*Given problem*. Among the entries below, count the lines where the string "extra" occurs, and give only the number.

*Information supplied*.
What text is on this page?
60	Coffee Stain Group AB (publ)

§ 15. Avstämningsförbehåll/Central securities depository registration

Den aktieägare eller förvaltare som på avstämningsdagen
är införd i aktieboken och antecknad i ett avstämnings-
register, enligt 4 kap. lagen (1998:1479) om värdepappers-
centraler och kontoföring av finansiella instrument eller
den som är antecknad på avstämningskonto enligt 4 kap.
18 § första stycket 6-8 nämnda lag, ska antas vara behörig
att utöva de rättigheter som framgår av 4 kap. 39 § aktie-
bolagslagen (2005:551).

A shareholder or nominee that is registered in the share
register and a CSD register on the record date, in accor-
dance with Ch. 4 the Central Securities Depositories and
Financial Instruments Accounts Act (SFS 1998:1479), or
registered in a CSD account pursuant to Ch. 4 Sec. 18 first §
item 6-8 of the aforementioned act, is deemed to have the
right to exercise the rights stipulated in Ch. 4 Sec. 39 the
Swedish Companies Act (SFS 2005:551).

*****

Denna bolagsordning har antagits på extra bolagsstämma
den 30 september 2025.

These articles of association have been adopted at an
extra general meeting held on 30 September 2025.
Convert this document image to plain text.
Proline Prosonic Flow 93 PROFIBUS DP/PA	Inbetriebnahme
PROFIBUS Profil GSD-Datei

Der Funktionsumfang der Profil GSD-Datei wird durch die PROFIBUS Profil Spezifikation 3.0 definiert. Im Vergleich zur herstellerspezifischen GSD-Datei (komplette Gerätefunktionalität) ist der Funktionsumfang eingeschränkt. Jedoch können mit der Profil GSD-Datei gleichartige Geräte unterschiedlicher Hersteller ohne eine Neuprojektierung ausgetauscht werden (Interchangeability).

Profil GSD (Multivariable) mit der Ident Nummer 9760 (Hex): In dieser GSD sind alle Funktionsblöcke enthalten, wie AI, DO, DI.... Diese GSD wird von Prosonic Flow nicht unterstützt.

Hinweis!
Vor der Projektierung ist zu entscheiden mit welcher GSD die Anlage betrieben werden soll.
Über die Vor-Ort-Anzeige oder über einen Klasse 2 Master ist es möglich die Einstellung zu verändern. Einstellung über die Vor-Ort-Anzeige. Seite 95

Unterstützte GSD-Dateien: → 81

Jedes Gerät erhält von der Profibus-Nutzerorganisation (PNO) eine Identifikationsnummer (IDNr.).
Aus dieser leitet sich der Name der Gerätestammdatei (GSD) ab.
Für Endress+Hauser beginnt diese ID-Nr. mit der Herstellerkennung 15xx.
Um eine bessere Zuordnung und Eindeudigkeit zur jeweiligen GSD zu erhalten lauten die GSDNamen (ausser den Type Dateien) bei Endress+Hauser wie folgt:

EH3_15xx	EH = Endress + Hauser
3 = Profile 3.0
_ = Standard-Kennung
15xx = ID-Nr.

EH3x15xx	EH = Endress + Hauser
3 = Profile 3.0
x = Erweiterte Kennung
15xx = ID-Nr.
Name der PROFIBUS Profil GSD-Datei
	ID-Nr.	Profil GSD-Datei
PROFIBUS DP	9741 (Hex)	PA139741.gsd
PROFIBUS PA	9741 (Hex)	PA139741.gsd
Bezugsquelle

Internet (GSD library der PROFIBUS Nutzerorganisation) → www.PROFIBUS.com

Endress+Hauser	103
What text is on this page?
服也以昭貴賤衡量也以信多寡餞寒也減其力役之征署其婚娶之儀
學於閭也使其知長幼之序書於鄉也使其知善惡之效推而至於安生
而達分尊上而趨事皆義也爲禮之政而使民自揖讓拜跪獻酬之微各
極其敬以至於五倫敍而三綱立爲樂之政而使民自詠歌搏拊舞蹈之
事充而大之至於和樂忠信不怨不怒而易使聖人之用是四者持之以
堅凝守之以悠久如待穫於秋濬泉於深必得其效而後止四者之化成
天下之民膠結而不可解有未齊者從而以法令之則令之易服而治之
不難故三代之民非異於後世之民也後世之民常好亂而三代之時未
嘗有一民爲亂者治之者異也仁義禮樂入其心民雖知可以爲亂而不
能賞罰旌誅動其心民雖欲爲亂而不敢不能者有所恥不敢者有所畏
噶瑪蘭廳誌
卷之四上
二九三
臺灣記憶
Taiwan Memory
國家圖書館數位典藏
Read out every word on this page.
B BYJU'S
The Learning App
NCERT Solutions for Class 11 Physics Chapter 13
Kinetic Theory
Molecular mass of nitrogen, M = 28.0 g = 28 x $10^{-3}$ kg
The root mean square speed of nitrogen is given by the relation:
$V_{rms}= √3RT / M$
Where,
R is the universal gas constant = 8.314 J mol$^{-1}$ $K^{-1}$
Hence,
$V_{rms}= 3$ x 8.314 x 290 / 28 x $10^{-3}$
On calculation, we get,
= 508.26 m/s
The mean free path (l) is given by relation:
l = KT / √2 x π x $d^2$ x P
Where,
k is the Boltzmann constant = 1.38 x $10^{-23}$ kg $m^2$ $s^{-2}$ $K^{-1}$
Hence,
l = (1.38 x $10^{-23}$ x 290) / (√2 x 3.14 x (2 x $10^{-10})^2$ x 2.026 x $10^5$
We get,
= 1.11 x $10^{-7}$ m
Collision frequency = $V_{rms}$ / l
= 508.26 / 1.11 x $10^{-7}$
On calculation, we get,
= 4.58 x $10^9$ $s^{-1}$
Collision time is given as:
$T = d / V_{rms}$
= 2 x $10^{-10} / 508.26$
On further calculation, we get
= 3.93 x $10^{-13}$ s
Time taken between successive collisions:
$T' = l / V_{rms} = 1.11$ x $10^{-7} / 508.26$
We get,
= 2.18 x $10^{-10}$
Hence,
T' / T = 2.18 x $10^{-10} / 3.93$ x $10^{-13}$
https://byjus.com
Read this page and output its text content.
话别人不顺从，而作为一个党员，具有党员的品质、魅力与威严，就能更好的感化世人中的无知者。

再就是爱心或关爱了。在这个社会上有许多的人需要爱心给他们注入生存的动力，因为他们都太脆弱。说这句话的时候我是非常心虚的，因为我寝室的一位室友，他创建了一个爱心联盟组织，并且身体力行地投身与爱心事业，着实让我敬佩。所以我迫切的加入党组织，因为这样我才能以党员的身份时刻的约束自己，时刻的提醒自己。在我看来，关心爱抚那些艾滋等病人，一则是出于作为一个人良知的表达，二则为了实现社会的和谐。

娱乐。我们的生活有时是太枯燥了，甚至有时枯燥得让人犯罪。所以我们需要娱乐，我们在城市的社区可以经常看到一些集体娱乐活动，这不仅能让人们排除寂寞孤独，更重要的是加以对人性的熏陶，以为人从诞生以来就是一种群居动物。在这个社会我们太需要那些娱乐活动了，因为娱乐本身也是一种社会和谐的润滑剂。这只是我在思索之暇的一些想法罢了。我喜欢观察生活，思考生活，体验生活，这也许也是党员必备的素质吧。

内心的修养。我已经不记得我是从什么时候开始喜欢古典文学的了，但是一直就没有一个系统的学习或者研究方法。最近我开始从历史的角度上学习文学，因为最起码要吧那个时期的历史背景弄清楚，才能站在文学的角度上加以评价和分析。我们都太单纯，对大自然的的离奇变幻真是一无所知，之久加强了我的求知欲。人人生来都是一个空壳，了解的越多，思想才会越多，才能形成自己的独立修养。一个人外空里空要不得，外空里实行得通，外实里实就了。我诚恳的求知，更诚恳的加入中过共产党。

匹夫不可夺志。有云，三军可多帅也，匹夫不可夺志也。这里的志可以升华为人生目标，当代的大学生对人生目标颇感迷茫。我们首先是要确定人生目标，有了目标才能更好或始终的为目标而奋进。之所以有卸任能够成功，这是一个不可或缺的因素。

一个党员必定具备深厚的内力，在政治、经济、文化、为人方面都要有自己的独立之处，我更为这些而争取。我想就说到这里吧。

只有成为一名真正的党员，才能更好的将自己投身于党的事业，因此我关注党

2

*Final result*. 2